(Saved entries)
·····
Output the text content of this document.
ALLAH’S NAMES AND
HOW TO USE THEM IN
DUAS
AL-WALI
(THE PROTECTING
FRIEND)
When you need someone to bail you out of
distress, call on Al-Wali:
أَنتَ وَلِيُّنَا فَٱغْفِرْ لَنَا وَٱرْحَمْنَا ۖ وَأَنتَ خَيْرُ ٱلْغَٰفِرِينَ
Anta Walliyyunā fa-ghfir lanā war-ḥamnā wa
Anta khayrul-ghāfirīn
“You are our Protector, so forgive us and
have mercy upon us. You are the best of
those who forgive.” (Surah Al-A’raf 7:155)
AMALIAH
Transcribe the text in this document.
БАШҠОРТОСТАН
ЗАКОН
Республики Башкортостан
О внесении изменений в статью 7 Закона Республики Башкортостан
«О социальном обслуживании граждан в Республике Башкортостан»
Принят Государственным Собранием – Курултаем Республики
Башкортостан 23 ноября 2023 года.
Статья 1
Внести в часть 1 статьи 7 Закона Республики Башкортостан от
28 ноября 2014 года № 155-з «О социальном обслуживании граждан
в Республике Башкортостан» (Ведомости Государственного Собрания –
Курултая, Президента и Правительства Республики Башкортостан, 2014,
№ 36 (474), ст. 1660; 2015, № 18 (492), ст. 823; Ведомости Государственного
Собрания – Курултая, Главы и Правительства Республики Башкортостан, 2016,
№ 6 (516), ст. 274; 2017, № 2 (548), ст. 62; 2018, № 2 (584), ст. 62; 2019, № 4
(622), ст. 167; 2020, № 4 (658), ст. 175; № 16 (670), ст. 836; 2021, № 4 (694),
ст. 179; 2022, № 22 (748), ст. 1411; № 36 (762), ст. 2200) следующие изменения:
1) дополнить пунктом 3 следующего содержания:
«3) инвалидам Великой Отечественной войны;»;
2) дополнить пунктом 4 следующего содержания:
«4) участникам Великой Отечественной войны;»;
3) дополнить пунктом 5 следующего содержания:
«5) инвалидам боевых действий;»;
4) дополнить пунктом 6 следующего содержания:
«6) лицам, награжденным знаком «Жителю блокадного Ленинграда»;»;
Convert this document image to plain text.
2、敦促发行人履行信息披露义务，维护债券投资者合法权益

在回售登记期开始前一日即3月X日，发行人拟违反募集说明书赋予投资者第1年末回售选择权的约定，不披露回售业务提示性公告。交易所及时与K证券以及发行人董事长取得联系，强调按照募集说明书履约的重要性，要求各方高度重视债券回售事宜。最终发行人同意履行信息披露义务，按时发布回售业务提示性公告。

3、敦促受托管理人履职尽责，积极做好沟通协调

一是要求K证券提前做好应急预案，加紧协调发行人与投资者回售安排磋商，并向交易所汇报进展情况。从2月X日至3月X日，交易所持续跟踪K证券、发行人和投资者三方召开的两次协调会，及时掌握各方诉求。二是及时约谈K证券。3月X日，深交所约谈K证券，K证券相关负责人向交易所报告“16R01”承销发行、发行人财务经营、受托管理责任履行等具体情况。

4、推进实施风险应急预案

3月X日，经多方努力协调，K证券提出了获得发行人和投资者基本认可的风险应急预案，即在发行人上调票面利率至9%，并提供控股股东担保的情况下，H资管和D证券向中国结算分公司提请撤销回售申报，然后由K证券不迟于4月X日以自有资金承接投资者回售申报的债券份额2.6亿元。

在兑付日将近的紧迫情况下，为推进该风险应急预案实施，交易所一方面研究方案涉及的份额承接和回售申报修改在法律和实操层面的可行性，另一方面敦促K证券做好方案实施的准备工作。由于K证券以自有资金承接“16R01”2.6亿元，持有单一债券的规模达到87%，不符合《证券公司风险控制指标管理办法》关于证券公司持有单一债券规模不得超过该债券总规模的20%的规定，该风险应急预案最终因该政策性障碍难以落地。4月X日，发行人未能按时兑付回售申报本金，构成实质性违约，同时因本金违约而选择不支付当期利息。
·····
List the lines of the material in which the word "Республики" occurs.

### Output for this task
Республики Башкортостан
О внесении изменений в статью 7 Закона Республики Башкортостан
Принят Государственным Собранием – Курултаем Республики
Внести в часть 1 статьи 7 Закона Республики Башкортостан от
Курултая, Президента и Правительства Республики Башкортостан, 2014,
Собрания – Курултая, Главы и Правительства Республики Башкортостан, 2016,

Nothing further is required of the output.